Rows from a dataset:
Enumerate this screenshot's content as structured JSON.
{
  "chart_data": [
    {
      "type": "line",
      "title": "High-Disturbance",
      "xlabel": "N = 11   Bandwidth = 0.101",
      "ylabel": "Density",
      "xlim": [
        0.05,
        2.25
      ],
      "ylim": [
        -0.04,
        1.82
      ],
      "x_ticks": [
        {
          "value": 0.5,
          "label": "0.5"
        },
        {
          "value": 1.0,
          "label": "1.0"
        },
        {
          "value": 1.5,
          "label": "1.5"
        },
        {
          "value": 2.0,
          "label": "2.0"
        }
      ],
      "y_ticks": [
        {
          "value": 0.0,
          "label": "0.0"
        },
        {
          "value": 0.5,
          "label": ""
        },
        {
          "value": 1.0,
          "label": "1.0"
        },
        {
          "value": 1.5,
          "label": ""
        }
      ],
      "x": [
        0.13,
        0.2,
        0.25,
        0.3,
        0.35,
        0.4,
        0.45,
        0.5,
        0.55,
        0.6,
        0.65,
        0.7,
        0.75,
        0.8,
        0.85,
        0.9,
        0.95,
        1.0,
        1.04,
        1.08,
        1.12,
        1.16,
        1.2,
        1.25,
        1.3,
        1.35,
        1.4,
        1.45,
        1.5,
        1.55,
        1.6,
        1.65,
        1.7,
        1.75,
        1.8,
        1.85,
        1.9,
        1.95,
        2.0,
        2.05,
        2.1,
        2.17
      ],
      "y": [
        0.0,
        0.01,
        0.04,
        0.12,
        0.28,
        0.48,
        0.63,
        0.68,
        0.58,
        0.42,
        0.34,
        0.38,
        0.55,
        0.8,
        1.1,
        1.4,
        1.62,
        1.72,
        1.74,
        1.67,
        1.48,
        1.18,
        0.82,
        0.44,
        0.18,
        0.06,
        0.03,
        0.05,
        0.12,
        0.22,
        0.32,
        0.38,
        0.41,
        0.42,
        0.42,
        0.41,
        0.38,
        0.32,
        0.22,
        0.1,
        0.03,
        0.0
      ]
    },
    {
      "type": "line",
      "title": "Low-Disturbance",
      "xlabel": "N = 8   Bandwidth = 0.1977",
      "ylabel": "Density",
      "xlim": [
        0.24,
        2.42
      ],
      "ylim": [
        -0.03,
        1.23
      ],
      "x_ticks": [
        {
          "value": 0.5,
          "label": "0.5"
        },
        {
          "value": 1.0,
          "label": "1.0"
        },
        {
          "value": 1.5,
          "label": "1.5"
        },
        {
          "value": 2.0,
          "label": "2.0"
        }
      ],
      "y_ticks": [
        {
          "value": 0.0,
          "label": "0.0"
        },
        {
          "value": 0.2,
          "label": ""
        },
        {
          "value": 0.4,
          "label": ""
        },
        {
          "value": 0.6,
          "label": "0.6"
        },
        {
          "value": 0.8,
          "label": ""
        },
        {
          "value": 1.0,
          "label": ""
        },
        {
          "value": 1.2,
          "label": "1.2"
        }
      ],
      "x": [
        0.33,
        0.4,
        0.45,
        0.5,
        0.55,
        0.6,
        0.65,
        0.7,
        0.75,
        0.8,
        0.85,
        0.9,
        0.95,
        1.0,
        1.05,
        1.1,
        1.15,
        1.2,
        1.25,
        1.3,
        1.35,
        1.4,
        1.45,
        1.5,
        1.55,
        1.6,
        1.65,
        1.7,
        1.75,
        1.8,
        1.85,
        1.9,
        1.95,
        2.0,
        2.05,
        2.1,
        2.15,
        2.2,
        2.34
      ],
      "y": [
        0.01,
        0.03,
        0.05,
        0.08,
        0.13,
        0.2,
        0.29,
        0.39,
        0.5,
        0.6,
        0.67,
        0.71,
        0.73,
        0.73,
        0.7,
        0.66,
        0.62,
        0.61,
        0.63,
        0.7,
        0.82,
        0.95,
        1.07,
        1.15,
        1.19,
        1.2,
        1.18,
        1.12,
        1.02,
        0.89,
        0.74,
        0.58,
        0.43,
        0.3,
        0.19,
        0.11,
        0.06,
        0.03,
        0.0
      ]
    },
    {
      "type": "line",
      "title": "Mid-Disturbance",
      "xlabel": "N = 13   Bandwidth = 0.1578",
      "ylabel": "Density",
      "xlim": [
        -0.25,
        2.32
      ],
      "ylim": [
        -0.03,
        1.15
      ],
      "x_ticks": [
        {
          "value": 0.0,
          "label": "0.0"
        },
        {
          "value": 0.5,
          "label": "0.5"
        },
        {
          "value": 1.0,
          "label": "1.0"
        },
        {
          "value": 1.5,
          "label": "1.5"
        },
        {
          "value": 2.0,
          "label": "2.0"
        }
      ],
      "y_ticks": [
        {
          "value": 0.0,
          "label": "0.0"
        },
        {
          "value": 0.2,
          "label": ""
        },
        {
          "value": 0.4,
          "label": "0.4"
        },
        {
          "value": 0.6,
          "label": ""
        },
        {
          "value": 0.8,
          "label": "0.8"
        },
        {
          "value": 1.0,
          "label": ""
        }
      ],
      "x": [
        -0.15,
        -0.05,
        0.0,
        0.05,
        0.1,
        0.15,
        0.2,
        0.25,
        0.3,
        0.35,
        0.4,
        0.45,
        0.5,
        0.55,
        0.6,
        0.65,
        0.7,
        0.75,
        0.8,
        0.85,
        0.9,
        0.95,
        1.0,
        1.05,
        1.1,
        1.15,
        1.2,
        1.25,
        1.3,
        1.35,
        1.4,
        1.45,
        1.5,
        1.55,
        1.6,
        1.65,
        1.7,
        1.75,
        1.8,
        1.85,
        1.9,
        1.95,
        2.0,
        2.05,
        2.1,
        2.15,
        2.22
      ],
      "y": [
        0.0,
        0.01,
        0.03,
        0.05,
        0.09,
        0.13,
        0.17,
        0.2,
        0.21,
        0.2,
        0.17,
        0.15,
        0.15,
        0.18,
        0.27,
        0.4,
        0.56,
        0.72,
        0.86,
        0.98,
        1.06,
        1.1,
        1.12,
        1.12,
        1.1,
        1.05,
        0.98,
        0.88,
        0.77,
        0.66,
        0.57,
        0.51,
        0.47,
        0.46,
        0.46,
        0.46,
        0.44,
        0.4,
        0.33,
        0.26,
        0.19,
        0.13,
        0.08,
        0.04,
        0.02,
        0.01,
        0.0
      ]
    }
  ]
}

[Exercise task]
Every record above needs to be repeated word for word.

[Written response]
Enumerate this screenshot's content as structured JSON.
{
  "chart_data": [
    {
      "type": "line",
      "title": "High-Disturbance",
      "xlabel": "N = 11   Bandwidth = 0.101",
      "ylabel": "Density",
      "xlim": [
        0.05,
        2.25
      ],
      "ylim": [
        -0.04,
        1.82
      ],
      "x_ticks": [
        {
          "value": 0.5,
          "label": "0.5"
        },
        {
          "value": 1.0,
          "label": "1.0"
        },
        {
          "value": 1.5,
          "label": "1.5"
        },
        {
          "value": 2.0,
          "label": "2.0"
        }
      ],
      "y_ticks": [
        {
          "value": 0.0,
          "label": "0.0"
        },
        {
          "value": 0.5,
          "label": ""
        },
        {
          "value": 1.0,
          "label": "1.0"
        },
        {
          "value": 1.5,
          "label": ""
        }
      ],
      "x": [
        0.13,
        0.2,
        0.25,
        0.3,
        0.35,
        0.4,
        0.45,
        0.5,
        0.55,
        0.6,
        0.65,
        0.7,
        0.75,
        0.8,
        0.85,
        0.9,
        0.95,
        1.0,
        1.04,
        1.08,
        1.12,
        1.16,
        1.2,
        1.25,
        1.3,
        1.35,
        1.4,
        1.45,
        1.5,
        1.55,
        1.6,
        1.65,
        1.7,
        1.75,
        1.8,
        1.85,
        1.9,
        1.95,
        2.0,
        2.05,
        2.1,
        2.17
      ],
      "y": [
        0.0,
        0.01,
        0.04,
        0.12,
        0.28,
        0.48,
        0.63,
        0.68,
        0.58,
        0.42,
        0.34,
        0.38,
        0.55,
        0.8,
        1.1,
        1.4,
        1.62,
        1.72,
        1.74,
        1.67,
        1.48,
        1.18,
        0.82,
        0.44,
        0.18,
        0.06,
        0.03,
        0.05,
        0.12,
        0.22,
        0.32,
        0.38,
        0.41,
        0.42,
        0.42,
        0.41,
        0.38,
        0.32,
        0.22,
        0.1,
        0.03,
        0.0
      ]
    },
    {
      "type": "line",
      "title": "Low-Disturbance",
      "xlabel": "N = 8   Bandwidth = 0.1977",
      "ylabel": "Density",
      "xlim": [
        0.24,
        2.42
      ],
      "ylim": [
        -0.03,
        1.23
      ],
      "x_ticks": [
        {
          "value": 0.5,
          "label": "0.5"
        },
        {
          "value": 1.0,
          "label": "1.0"
        },
        {
          "value": 1.5,
          "label": "1.5"
        },
        {
          "value": 2.0,
          "label": "2.0"
        }
      ],
      "y_ticks": [
        {
          "value": 0.0,
          "label": "0.0"
        },
        {
          "value": 0.2,
          "label": ""
        },
        {
          "value": 0.4,
          "label": ""
        },
        {
          "value": 0.6,
          "label": "0.6"
        },
        {
          "value": 0.8,
          "label": ""
        },
        {
          "value": 1.0,
          "label": ""
        },
        {
          "value": 1.2,
          "label": "1.2"
        }
      ],
      "x": [
        0.33,
        0.4,
        0.45,
        0.5,
        0.55,
        0.6,
        0.65,
        0.7,
        0.75,
        0.8,
        0.85,
        0.9,
        0.95,
        1.0,
        1.05,
        1.1,
        1.15,
        1.2,
        1.25,
        1.3,
        1.35,
        1.4,
        1.45,
        1.5,
        1.55,
        1.6,
        1.65,
        1.7,
        1.75,
        1.8,
        1.85,
        1.9,
        1.95,
        2.0,
        2.05,
        2.1,
        2.15,
        2.2,
        2.34
      ],
      "y": [
        0.01,
        0.03,
        0.05,
        0.08,
        0.13,
        0.2,
        0.29,
        0.39,
        0.5,
        0.6,
        0.67,
        0.71,
        0.73,
        0.73,
        0.7,
        0.66,
        0.62,
        0.61,
        0.63,
        0.7,
        0.82,
        0.95,
        1.07,
        1.15,
        1.19,
        1.2,
        1.18,
        1.12,
        1.02,
        0.89,
        0.74,
        0.58,
        0.43,
        0.3,
        0.19,
        0.11,
        0.06,
        0.03,
        0.0
      ]
    },
    {
      "type": "line",
      "title": "Mid-Disturbance",
      "xlabel": "N = 13   Bandwidth = 0.1578",
      "ylabel": "Density",
      "xlim": [
        -0.25,
        2.32
      ],
      "ylim": [
        -0.03,
        1.15
      ],
      "x_ticks": [
        {
          "value": 0.0,
          "label": "0.0"
        },
        {
          "value": 0.5,
          "label": "0.5"
        },
        {
          "value": 1.0,
          "label": "1.0"
        },
        {
          "value": 1.5,
          "label": "1.5"
        },
        {
          "value": 2.0,
          "label": "2.0"
        }
      ],
      "y_ticks": [
        {
          "value": 0.0,
          "label": "0.0"
        },
        {
          "value": 0.2,
          "label": ""
        },
        {
          "value": 0.4,
          "label": "0.4"
        },
        {
          "value": 0.6,
          "label": ""
        },
        {
          "value": 0.8,
          "label": "0.8"
        },
        {
          "value": 1.0,
          "label": ""
        }
      ],
      "x": [
        -0.15,
        -0.05,
        0.0,
        0.05,
        0.1,
        0.15,
        0.2,
        0.25,
        0.3,
        0.35,
        0.4,
        0.45,
        0.5,
        0.55,
        0.6,
        0.65,
        0.7,
        0.75,
        0.8,
        0.85,
        0.9,
        0.95,
        1.0,
        1.05,
        1.1,
        1.15,
        1.2,
        1.25,
        1.3,
        1.35,
        1.4,
        1.45,
        1.5,
        1.55,
        1.6,
        1.65,
        1.7,
        1.75,
        1.8,
        1.85,
        1.9,
        1.95,
        2.0,
        2.05,
        2.1,
        2.15,
        2.22
      ],
      "y": [
        0.0,
        0.01,
        0.03,
        0.05,
        0.09,
        0.13,
        0.17,
        0.2,
        0.21,
        0.2,
        0.17,
        0.15,
        0.15,
        0.18,
        0.27,
        0.4,
        0.56,
        0.72,
        0.86,
        0.98,
        1.06,
        1.1,
        1.12,
        1.12,
        1.1,
        1.05,
        0.98,
        0.88,
        0.77,
        0.66,
        0.57,
        0.51,
        0.47,
        0.46,
        0.46,
        0.46,
        0.44,
        0.4,
        0.33,
        0.26,
        0.19,
        0.13,
        0.08,
        0.04,
        0.02,
        0.01,
        0.0
      ]
    }
  ]
}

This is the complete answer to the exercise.